Exercise:
Return the listing below word for word.
:: Exercise materials ::
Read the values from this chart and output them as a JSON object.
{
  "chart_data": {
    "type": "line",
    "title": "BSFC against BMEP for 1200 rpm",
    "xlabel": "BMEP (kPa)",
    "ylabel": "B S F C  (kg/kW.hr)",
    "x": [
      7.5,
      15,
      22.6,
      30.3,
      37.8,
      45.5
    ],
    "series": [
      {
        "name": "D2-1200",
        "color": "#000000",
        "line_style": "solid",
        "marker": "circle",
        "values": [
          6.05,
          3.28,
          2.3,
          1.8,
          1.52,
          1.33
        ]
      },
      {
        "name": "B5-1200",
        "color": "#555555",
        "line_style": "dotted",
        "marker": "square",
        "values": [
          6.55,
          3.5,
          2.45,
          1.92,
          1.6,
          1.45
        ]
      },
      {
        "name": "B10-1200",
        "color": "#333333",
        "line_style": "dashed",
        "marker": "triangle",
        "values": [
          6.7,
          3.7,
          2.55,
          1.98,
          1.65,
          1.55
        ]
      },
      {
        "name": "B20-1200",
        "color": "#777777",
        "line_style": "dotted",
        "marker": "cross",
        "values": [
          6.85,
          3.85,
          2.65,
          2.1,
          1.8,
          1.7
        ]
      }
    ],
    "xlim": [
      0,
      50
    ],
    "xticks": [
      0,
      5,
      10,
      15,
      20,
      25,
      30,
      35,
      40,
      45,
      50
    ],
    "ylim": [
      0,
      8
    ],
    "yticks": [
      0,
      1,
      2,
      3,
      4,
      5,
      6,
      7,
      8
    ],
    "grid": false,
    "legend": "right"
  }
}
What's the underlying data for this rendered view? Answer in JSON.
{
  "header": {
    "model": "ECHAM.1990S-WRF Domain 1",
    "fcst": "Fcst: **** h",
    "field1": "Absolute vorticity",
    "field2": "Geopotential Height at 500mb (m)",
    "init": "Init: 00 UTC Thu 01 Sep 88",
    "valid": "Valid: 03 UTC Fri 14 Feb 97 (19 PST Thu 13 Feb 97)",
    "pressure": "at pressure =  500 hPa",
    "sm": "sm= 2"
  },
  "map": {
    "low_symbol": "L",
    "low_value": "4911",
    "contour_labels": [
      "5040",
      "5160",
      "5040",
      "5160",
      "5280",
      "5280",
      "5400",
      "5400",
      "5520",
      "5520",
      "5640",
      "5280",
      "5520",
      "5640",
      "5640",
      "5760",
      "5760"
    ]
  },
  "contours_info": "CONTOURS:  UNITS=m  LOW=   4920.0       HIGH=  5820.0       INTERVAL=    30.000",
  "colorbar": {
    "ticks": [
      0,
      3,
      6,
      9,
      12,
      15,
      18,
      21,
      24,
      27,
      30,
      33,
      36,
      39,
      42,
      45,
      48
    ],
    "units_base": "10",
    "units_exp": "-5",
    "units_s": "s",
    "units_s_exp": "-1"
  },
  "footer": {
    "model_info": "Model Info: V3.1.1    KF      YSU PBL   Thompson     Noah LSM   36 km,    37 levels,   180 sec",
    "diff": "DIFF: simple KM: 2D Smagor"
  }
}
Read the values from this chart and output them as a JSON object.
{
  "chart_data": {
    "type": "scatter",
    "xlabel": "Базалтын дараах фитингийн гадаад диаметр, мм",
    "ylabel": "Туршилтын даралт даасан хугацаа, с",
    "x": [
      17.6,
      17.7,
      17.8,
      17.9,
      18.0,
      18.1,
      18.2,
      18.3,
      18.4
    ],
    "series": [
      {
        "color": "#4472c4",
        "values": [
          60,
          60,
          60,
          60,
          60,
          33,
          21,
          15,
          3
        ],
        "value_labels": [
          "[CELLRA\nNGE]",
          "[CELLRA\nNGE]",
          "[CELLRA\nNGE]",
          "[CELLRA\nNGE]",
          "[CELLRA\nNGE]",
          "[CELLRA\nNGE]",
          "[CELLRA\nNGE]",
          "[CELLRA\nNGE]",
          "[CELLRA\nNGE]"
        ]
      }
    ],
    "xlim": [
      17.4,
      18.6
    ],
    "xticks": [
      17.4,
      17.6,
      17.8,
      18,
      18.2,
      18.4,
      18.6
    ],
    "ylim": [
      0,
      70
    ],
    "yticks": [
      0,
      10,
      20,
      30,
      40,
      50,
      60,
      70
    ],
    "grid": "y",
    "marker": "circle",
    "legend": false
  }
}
:::
Full solution:
Read the values from this chart and output them as a JSON object.
{
  "chart_data": {
    "type": "line",
    "title": "BSFC against BMEP for 1200 rpm",
    "xlabel": "BMEP (kPa)",
    "ylabel": "B S F C  (kg/kW.hr)",
    "x": [
      7.5,
      15,
      22.6,
      30.3,
      37.8,
      45.5
    ],
    "series": [
      {
        "name": "D2-1200",
        "color": "#000000",
        "line_style": "solid",
        "marker": "circle",
        "values": [
          6.05,
          3.28,
          2.3,
          1.8,
          1.52,
          1.33
        ]
      },
      {
        "name": "B5-1200",
        "color": "#555555",
        "line_style": "dotted",
        "marker": "square",
        "values": [
          6.55,
          3.5,
          2.45,
          1.92,
          1.6,
          1.45
        ]
      },
      {
        "name": "B10-1200",
        "color": "#333333",
        "line_style": "dashed",
        "marker": "triangle",
        "values": [
          6.7,
          3.7,
          2.55,
          1.98,
          1.65,
          1.55
        ]
      },
      {
        "name": "B20-1200",
        "color": "#777777",
        "line_style": "dotted",
        "marker": "cross",
        "values": [
          6.85,
          3.85,
          2.65,
          2.1,
          1.8,
          1.7
        ]
      }
    ],
    "xlim": [
      0,
      50
    ],
    "xticks": [
      0,
      5,
      10,
      15,
      20,
      25,
      30,
      35,
      40,
      45,
      50
    ],
    "ylim": [
      0,
      8
    ],
    "yticks": [
      0,
      1,
      2,
      3,
      4,
      5,
      6,
      7,
      8
    ],
    "grid": false,
    "legend": "right"
  }
}
What's the underlying data for this rendered view? Answer in JSON.
{
  "header": {
    "model": "ECHAM.1990S-WRF Domain 1",
    "fcst": "Fcst: **** h",
    "field1": "Absolute vorticity",
    "field2": "Geopotential Height at 500mb (m)",
    "init": "Init: 00 UTC Thu 01 Sep 88",
    "valid": "Valid: 03 UTC Fri 14 Feb 97 (19 PST Thu 13 Feb 97)",
    "pressure": "at pressure =  500 hPa",
    "sm": "sm= 2"
  },
  "map": {
    "low_symbol": "L",
    "low_value": "4911",
    "contour_labels": [
      "5040",
      "5160",
      "5040",
      "5160",
      "5280",
      "5280",
      "5400",
      "5400",
      "5520",
      "5520",
      "5640",
      "5280",
      "5520",
      "5640",
      "5640",
      "5760",
      "5760"
    ]
  },
  "contours_info": "CONTOURS:  UNITS=m  LOW=   4920.0       HIGH=  5820.0       INTERVAL=    30.000",
  "colorbar": {
    "ticks": [
      0,
      3,
      6,
      9,
      12,
      15,
      18,
      21,
      24,
      27,
      30,
      33,
      36,
      39,
      42,
      45,
      48
    ],
    "units_base": "10",
    "units_exp": "-5",
    "units_s": "s",
    "units_s_exp": "-1"
  },
  "footer": {
    "model_info": "Model Info: V3.1.1    KF      YSU PBL   Thompson     Noah LSM   36 km,    37 levels,   180 sec",
    "diff": "DIFF: simple KM: 2D Smagor"
  }
}
Read the values from this chart and output them as a JSON object.
{
  "chart_data": {
    "type": "scatter",
    "xlabel": "Базалтын дараах фитингийн гадаад диаметр, мм",
    "ylabel": "Туршилтын даралт даасан хугацаа, с",
    "x": [
      17.6,
      17.7,
      17.8,
      17.9,
      18.0,
      18.1,
      18.2,
      18.3,
      18.4
    ],
    "series": [
      {
        "color": "#4472c4",
        "values": [
          60,
          60,
          60,
          60,
          60,
          33,
          21,
          15,
          3
        ],
        "value_labels": [
          "[CELLRA\nNGE]",
          "[CELLRA\nNGE]",
          "[CELLRA\nNGE]",
          "[CELLRA\nNGE]",
          "[CELLRA\nNGE]",
          "[CELLRA\nNGE]",
          "[CELLRA\nNGE]",
          "[CELLRA\nNGE]",
          "[CELLRA\nNGE]"
        ]
      }
    ],
    "xlim": [
      17.4,
      18.6
    ],
    "xticks": [
      17.4,
      17.6,
      17.8,
      18,
      18.2,
      18.4,
      18.6
    ],
    "ylim": [
      0,
      70
    ],
    "yticks": [
      0,
      10,
      20,
      30,
      40,
      50,
      60,
      70
    ],
    "grid": "y",
    "marker": "circle",
    "legend": false
  }
}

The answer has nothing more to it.